**THE REQUEST**
Reproduce the records below exactly as they appear, omitting any pictures they contain.

**SUPPLIED MATERIAL**
====

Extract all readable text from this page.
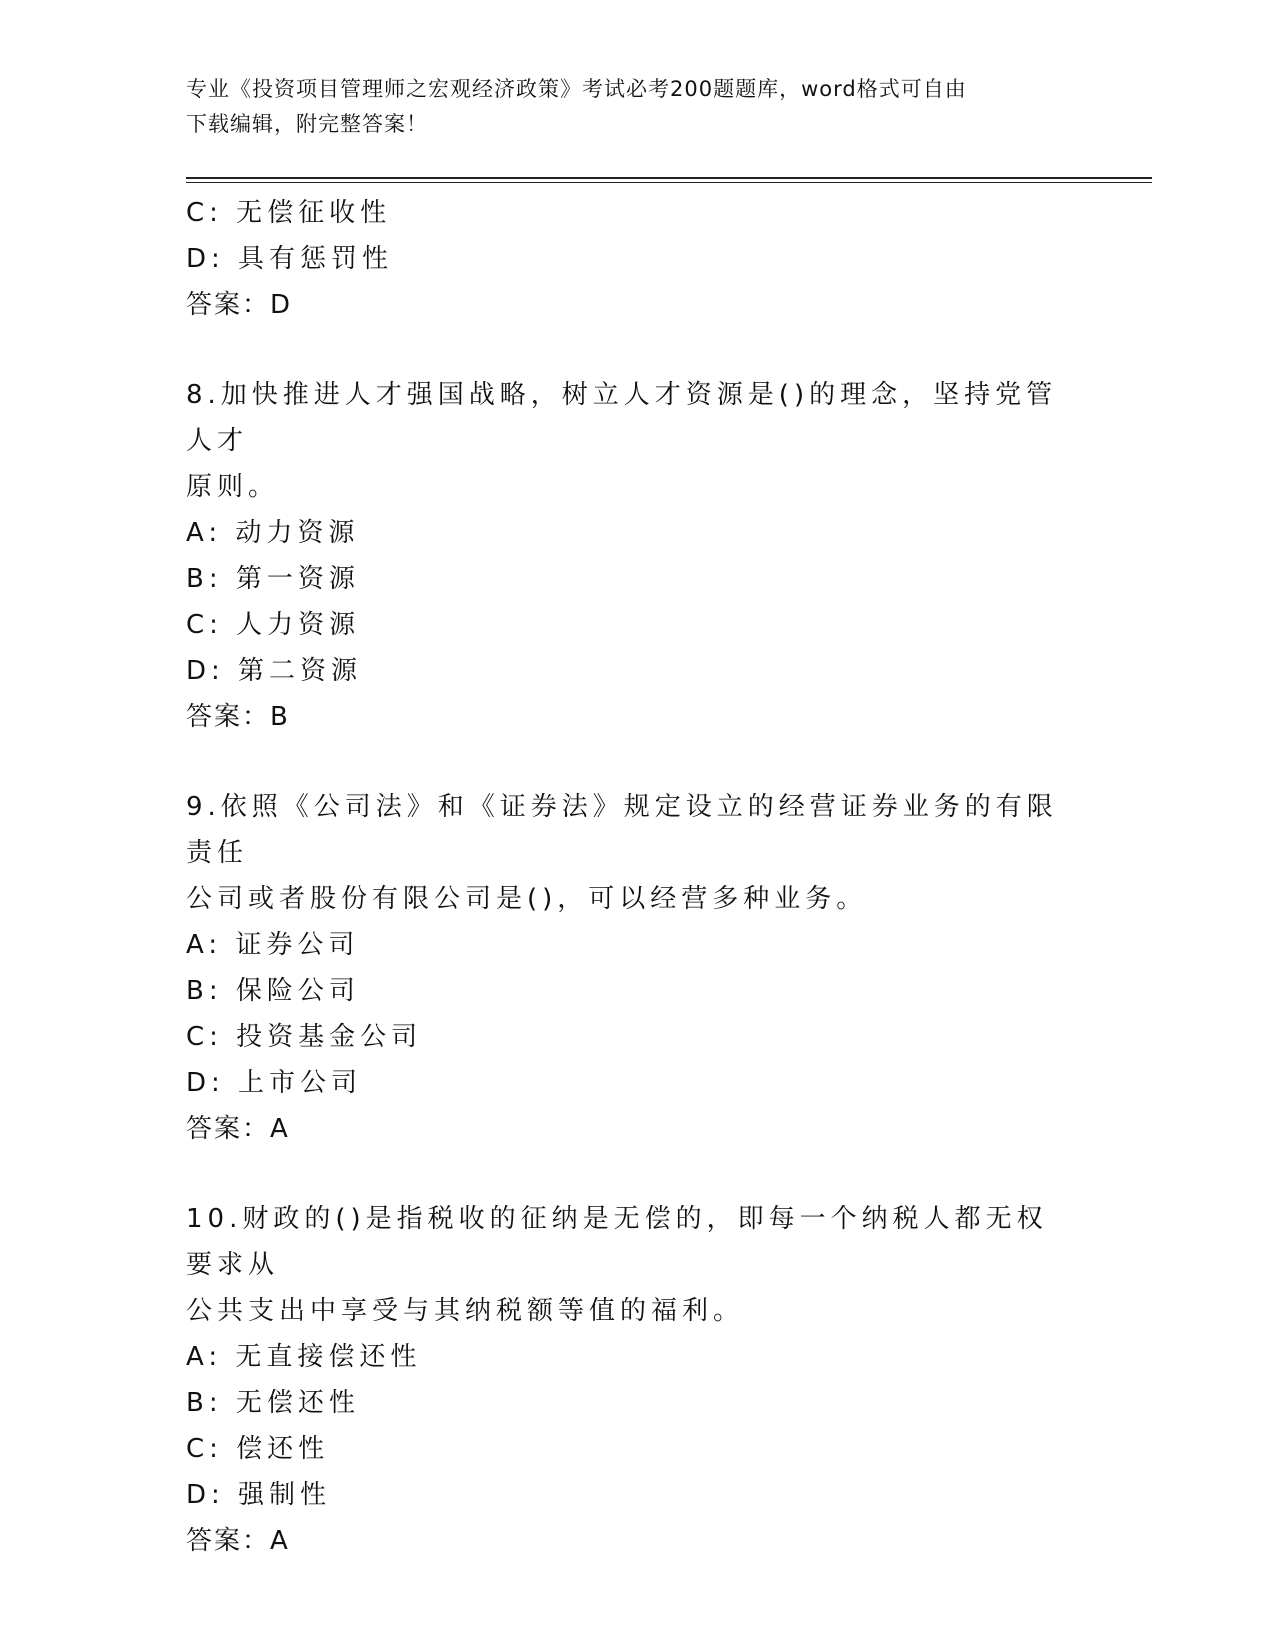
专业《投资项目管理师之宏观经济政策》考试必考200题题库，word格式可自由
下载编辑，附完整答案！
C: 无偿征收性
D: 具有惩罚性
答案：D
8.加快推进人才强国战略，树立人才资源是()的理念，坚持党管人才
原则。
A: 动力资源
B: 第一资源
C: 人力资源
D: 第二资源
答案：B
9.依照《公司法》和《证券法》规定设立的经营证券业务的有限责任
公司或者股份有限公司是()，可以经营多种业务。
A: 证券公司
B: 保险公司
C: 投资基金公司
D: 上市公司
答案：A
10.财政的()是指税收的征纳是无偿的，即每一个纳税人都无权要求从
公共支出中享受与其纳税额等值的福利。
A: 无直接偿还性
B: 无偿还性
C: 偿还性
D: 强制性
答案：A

====

**OUTPUT OF THE TASK**
Extract all readable text from this page.
专业《投资项目管理师之宏观经济政策》考试必考200题题库，word格式可自由
下载编辑，附完整答案！
C: 无偿征收性
D: 具有惩罚性
答案：D
8.加快推进人才强国战略，树立人才资源是()的理念，坚持党管人才
原则。
A: 动力资源
B: 第一资源
C: 人力资源
D: 第二资源
答案：B
9.依照《公司法》和《证券法》规定设立的经营证券业务的有限责任
公司或者股份有限公司是()，可以经营多种业务。
A: 证券公司
B: 保险公司
C: 投资基金公司
D: 上市公司
答案：A
10.财政的()是指税收的征纳是无偿的，即每一个纳税人都无权要求从
公共支出中享受与其纳税额等值的福利。
A: 无直接偿还性
B: 无偿还性
C: 偿还性
D: 强制性
答案：A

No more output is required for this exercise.